EXERCISE REQUIREMENTS
Write the data out again, exactly as given.

SUPPLIED RECORDS

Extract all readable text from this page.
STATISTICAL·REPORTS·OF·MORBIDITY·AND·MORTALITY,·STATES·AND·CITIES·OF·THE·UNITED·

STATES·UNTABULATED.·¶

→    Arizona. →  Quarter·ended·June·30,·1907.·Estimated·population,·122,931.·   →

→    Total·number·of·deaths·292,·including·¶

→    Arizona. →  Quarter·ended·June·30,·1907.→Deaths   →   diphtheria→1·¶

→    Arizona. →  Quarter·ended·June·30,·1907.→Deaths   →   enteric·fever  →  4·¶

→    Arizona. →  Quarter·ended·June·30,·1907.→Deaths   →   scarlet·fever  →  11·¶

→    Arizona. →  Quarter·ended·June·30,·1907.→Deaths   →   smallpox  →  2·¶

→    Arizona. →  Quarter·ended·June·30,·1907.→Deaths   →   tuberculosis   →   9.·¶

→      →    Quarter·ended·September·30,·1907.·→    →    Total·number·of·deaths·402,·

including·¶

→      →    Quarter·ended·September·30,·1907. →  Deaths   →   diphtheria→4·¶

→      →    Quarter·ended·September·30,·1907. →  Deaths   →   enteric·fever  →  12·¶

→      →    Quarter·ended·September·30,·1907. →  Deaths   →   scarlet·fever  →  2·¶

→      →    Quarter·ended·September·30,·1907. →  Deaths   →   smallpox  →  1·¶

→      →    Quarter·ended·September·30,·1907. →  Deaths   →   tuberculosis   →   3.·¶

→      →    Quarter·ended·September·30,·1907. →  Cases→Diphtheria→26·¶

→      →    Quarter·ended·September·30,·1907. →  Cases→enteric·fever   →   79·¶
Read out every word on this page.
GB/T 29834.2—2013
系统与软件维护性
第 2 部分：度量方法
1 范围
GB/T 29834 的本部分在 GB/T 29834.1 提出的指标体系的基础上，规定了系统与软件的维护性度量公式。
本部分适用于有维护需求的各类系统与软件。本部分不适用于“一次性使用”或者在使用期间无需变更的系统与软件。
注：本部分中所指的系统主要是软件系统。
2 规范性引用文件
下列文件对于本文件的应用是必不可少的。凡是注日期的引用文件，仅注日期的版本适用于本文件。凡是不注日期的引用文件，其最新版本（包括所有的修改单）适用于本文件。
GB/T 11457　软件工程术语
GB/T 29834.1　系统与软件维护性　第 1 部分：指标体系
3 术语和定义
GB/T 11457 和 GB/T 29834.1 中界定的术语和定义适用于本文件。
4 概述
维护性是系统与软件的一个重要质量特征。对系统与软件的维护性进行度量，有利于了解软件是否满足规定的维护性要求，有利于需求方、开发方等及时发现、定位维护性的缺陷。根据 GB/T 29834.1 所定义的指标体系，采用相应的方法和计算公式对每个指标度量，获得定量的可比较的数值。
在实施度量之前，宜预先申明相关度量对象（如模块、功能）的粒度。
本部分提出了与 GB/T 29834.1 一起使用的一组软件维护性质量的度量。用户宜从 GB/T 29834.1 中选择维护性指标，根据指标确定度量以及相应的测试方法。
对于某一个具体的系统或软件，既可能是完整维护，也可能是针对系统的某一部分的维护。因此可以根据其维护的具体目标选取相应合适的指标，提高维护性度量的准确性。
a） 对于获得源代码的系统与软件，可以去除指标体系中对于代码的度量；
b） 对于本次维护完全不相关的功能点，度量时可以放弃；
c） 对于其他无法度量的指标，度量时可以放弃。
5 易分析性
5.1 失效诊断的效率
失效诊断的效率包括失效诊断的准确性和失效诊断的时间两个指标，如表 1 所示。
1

REPLY
Extract all readable text from this page.
STATISTICAL·REPORTS·OF·MORBIDITY·AND·MORTALITY,·STATES·AND·CITIES·OF·THE·UNITED·

STATES·UNTABULATED.·¶

→    Arizona. →  Quarter·ended·June·30,·1907.·Estimated·population,·122,931.·   →

→    Total·number·of·deaths·292,·including·¶

→    Arizona. →  Quarter·ended·June·30,·1907.→Deaths   →   diphtheria→1·¶

→    Arizona. →  Quarter·ended·June·30,·1907.→Deaths   →   enteric·fever  →  4·¶

→    Arizona. →  Quarter·ended·June·30,·1907.→Deaths   →   scarlet·fever  →  11·¶

→    Arizona. →  Quarter·ended·June·30,·1907.→Deaths   →   smallpox  →  2·¶

→    Arizona. →  Quarter·ended·June·30,·1907.→Deaths   →   tuberculosis   →   9.·¶

→      →    Quarter·ended·September·30,·1907.·→    →    Total·number·of·deaths·402,·

including·¶

→      →    Quarter·ended·September·30,·1907. →  Deaths   →   diphtheria→4·¶

→      →    Quarter·ended·September·30,·1907. →  Deaths   →   enteric·fever  →  12·¶

→      →    Quarter·ended·September·30,·1907. →  Deaths   →   scarlet·fever  →  2·¶

→      →    Quarter·ended·September·30,·1907. →  Deaths   →   smallpox  →  1·¶

→      →    Quarter·ended·September·30,·1907. →  Deaths   →   tuberculosis   →   3.·¶

→      →    Quarter·ended·September·30,·1907. →  Cases→Diphtheria→26·¶

→      →    Quarter·ended·September·30,·1907. →  Cases→enteric·fever   →   79·¶
Read out every word on this page.
GB/T 29834.2—2013
系统与软件维护性
第 2 部分：度量方法
1 范围
GB/T 29834 的本部分在 GB/T 29834.1 提出的指标体系的基础上，规定了系统与软件的维护性度量公式。
本部分适用于有维护需求的各类系统与软件。本部分不适用于“一次性使用”或者在使用期间无需变更的系统与软件。
注：本部分中所指的系统主要是软件系统。
2 规范性引用文件
下列文件对于本文件的应用是必不可少的。凡是注日期的引用文件，仅注日期的版本适用于本文件。凡是不注日期的引用文件，其最新版本（包括所有的修改单）适用于本文件。
GB/T 11457　软件工程术语
GB/T 29834.1　系统与软件维护性　第 1 部分：指标体系
3 术语和定义
GB/T 11457 和 GB/T 29834.1 中界定的术语和定义适用于本文件。
4 概述
维护性是系统与软件的一个重要质量特征。对系统与软件的维护性进行度量，有利于了解软件是否满足规定的维护性要求，有利于需求方、开发方等及时发现、定位维护性的缺陷。根据 GB/T 29834.1 所定义的指标体系，采用相应的方法和计算公式对每个指标度量，获得定量的可比较的数值。
在实施度量之前，宜预先申明相关度量对象（如模块、功能）的粒度。
本部分提出了与 GB/T 29834.1 一起使用的一组软件维护性质量的度量。用户宜从 GB/T 29834.1 中选择维护性指标，根据指标确定度量以及相应的测试方法。
对于某一个具体的系统或软件，既可能是完整维护，也可能是针对系统的某一部分的维护。因此可以根据其维护的具体目标选取相应合适的指标，提高维护性度量的准确性。
a） 对于获得源代码的系统与软件，可以去除指标体系中对于代码的度量；
b） 对于本次维护完全不相关的功能点，度量时可以放弃；
c） 对于其他无法度量的指标，度量时可以放弃。
5 易分析性
5.1 失效诊断的效率
失效诊断的效率包括失效诊断的准确性和失效诊断的时间两个指标，如表 1 所示。
1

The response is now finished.